*AIM 1*: In the interview excerpt on offshore Alaska drilling, how many barrels do government estimates say may sit in this part of the Arctic?
*AIM 2*: Translate this sentence from the interview excerpt on offshore Alaska drilling into Spanish: "That could be energy security for the U.S., as well as the jobs and the economic benefits that go along with that."
*AIM 3*: Go on with the interview excerpt on offshore Alaska drilling, starting after its final line.

*PROVIDED PASSAGE*:
--------

MARVIN ODUM: Yeah, and I think it’s a recognition of how strategically important Alaska is and offshore Alaska is to the U.S. and to U.S. energy security. So, you know, if you go to the government estimates, we’re talking about, you know, 25-plus billion barrels potentially that sit in this part of the Arctic. Now, that could be oil for the U.S. That could be energy security for the U.S., as well as the jobs and the economic benefits that go along with that. And I think what we’ve seen in the administration is a recognition that this is a strategic resource. And it’s one that, if we’re convinced we can do it the right way, it should be developed. And now we’re finally to that point.
AMY GOODMAN: That’s the Shell Oil president, Marvin Odum. Subhankar Banerjee, your response?

--------

*DATA ENTRIES*:
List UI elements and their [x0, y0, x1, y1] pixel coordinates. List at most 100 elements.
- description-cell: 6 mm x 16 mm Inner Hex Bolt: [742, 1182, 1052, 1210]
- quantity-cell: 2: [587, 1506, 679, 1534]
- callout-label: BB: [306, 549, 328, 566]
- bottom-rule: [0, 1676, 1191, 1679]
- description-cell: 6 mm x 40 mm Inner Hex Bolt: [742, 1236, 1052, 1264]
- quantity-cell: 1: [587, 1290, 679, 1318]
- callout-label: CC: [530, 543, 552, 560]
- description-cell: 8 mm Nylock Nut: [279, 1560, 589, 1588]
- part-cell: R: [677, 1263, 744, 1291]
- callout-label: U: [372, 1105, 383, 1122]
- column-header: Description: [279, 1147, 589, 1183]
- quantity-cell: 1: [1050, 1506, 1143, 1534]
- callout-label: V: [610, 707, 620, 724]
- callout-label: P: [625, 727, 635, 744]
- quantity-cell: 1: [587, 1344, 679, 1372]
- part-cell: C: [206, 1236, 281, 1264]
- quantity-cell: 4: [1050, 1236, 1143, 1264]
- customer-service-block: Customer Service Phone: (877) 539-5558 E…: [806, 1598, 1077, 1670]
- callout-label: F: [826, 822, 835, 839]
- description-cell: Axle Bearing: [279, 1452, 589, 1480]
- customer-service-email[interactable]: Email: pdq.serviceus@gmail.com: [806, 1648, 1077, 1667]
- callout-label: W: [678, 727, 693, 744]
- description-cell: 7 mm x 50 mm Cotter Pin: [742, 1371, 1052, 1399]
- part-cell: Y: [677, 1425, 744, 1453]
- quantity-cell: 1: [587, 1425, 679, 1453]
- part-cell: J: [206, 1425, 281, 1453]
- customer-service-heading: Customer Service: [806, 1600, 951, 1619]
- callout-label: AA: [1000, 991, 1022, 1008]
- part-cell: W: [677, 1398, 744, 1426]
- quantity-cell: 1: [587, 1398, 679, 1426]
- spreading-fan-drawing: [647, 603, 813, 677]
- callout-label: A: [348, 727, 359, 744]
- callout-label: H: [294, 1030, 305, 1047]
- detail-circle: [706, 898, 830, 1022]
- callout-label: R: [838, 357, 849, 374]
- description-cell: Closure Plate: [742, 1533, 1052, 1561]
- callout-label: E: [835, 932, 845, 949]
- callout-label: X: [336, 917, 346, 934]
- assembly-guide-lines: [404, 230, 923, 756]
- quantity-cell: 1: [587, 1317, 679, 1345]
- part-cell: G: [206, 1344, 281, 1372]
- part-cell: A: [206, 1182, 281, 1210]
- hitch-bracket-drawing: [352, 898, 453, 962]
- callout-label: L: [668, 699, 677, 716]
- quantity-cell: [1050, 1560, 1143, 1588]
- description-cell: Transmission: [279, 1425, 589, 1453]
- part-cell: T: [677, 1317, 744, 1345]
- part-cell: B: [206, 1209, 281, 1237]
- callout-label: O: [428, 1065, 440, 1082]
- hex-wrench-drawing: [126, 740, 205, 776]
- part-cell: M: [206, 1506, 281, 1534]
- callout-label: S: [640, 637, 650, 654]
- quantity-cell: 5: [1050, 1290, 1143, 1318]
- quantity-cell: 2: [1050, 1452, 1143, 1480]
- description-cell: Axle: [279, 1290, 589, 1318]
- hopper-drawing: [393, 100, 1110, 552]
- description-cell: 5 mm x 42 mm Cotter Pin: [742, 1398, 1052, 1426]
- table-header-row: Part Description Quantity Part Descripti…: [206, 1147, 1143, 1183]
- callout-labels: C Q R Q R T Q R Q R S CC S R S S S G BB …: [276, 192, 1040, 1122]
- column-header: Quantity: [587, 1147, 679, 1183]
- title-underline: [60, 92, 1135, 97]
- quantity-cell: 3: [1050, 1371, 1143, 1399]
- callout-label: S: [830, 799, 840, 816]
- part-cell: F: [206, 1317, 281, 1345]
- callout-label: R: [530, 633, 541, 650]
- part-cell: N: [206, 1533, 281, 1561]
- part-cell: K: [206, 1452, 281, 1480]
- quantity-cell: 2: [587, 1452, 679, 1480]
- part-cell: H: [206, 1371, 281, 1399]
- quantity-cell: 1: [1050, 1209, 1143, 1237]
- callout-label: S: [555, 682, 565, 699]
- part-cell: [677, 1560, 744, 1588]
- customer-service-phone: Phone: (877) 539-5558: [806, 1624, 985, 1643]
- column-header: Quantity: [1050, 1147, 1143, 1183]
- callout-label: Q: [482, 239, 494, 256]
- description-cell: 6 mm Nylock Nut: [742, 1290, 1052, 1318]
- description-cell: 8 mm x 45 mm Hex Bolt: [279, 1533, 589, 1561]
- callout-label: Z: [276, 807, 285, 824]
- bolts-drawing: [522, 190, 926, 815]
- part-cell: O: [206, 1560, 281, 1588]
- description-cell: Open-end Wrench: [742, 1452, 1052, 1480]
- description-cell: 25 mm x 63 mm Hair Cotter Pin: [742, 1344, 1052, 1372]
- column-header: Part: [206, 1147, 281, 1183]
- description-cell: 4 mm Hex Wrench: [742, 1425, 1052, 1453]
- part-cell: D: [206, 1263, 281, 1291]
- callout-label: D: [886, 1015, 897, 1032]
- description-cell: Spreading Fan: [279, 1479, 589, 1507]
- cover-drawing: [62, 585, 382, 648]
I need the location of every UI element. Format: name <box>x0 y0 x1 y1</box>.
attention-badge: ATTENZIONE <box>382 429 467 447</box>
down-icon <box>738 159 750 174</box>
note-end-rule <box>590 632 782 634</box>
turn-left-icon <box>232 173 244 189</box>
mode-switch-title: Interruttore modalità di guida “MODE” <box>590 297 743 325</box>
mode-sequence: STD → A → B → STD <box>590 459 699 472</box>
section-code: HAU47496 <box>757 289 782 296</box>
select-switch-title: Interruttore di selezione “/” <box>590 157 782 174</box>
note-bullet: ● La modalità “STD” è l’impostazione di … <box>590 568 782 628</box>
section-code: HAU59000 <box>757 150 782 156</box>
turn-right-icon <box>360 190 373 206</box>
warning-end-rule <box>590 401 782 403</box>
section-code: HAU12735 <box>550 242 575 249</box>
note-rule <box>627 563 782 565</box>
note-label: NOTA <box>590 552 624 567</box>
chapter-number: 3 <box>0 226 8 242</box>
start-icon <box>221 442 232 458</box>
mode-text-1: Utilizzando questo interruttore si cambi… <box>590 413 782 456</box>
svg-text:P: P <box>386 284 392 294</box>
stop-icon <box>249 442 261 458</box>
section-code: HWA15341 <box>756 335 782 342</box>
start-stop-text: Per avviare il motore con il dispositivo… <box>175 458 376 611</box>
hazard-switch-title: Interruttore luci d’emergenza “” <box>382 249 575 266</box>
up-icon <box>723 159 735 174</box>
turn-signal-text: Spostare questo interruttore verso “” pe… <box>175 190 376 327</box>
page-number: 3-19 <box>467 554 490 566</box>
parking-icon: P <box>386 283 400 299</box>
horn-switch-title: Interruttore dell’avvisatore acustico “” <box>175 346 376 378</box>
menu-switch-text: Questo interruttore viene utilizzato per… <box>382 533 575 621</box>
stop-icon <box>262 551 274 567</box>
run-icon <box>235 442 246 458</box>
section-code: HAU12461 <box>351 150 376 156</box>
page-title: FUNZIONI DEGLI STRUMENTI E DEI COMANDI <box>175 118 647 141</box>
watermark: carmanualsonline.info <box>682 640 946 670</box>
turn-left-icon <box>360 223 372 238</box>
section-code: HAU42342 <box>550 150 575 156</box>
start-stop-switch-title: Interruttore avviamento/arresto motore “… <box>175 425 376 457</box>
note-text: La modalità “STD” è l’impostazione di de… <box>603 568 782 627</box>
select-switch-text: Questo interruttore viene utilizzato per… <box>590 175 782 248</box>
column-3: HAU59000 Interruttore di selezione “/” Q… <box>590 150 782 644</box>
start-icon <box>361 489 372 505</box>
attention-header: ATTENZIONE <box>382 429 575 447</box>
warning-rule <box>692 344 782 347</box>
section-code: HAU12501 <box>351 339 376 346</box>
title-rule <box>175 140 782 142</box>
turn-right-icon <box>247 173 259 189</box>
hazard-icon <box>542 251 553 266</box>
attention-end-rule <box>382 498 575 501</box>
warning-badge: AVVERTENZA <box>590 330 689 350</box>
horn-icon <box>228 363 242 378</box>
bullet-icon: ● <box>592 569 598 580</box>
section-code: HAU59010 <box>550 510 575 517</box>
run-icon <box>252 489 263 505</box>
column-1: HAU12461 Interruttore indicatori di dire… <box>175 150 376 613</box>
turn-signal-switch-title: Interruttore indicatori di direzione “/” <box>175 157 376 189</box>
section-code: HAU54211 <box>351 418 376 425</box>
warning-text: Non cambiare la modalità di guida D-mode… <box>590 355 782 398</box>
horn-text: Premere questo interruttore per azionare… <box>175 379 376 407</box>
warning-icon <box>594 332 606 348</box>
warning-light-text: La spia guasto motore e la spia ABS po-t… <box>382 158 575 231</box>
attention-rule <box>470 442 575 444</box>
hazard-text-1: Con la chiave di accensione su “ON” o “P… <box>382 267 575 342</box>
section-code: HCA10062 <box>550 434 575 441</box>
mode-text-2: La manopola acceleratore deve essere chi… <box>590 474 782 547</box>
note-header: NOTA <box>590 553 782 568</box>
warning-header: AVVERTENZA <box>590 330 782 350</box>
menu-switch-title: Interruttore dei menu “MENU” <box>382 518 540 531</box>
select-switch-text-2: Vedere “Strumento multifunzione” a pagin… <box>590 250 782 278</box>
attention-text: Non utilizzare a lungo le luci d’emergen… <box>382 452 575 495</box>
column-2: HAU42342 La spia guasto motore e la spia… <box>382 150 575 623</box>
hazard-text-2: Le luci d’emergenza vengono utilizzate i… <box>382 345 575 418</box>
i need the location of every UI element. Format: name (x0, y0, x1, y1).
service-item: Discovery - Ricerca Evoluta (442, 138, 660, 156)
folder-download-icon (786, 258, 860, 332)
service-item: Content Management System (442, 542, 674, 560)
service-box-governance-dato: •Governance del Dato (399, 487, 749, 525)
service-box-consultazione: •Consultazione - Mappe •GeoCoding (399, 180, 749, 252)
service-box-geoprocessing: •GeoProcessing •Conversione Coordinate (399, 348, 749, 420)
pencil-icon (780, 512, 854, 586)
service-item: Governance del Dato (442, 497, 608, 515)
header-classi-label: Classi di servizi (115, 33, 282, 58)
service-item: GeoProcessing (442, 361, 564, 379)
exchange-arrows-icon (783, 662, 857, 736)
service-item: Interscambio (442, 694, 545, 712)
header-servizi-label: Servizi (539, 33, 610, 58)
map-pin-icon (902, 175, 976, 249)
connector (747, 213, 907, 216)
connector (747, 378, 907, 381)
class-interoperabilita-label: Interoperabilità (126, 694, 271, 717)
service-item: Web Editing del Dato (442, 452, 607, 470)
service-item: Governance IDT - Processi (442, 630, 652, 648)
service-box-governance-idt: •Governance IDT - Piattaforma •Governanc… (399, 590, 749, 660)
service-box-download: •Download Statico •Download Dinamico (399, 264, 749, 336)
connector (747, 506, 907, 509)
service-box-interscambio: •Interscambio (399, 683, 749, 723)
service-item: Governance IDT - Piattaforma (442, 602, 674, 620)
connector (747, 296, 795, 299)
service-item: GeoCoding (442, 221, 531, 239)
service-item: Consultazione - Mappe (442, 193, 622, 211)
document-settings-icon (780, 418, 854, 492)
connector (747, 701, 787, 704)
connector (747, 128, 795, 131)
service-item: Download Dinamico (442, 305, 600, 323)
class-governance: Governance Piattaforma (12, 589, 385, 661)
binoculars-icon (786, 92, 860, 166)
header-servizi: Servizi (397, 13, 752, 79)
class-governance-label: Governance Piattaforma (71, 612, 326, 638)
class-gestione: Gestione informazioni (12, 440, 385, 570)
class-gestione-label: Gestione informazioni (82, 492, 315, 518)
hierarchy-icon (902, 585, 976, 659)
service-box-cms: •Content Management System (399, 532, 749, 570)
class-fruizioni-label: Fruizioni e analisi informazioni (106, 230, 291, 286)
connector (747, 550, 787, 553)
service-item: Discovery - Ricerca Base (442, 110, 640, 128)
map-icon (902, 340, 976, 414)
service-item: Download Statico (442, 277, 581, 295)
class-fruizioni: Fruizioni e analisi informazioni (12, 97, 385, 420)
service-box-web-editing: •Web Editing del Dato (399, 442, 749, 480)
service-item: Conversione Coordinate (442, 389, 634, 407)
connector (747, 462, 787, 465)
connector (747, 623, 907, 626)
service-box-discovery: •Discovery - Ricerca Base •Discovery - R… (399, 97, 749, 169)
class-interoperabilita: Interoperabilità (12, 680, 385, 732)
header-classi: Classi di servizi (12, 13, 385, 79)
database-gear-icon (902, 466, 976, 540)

--------

*FINAL RESULT 1*: Potentially 25-plus billion barrels.

*FINAL RESULT 2*: Eso podría ser seguridad energética para los EE. UU., así como los empleos y los beneficios económicos que lo acompañan.

*FINAL RESULT 3*:
SUBHANKAR BANERJEE: That’s precisely the point—if we can do it the right way—which is exactly what the Obama administration so far has been avoiding. And I’ll tell you exactly where we are. This drilling is moving forward, and the first thing the National Environmental Policy Act requires, that whenever there is any significant doubts about what drilling could do, you have to do an environmental impact statement. The administration has not done an environmental impact statement. And they instead issued what is called a "finding of no significant impact," meaning they’re saying there will be almost no oil spill, which is exactly what BP said about their spill—exploration plan in the Gulf of Mexico.
So, the point is that it’s not that who knows what will happen with drilling in future. Right now the administration must stop Shell’s drilling this year, because we already know, at the beginning, as you mentioned, that just this past week that their drill ship, Noble Discoverer, grounded—actually, not just adrift in the sea, but grounded. From the photo, you can see that it is grounded. And that is Dutch Harbor. The Arctic Ocean is a hundred times harsher place than that. And so, that’s the point. Their spill response plan is full of holes. Shell said, in their spill response plan, they’ll be able to clean up 95 percent of the spilled oil, whereas in Exxon Valdez spill we had about 8 percent recovered, and in the Gulf of Mexico Deepwater Horizon we had less than 10 percent recovered. And here, Shell is saying 95 percent, under the Arctic ice. What ridiculousness! And these things is moving forward so fast.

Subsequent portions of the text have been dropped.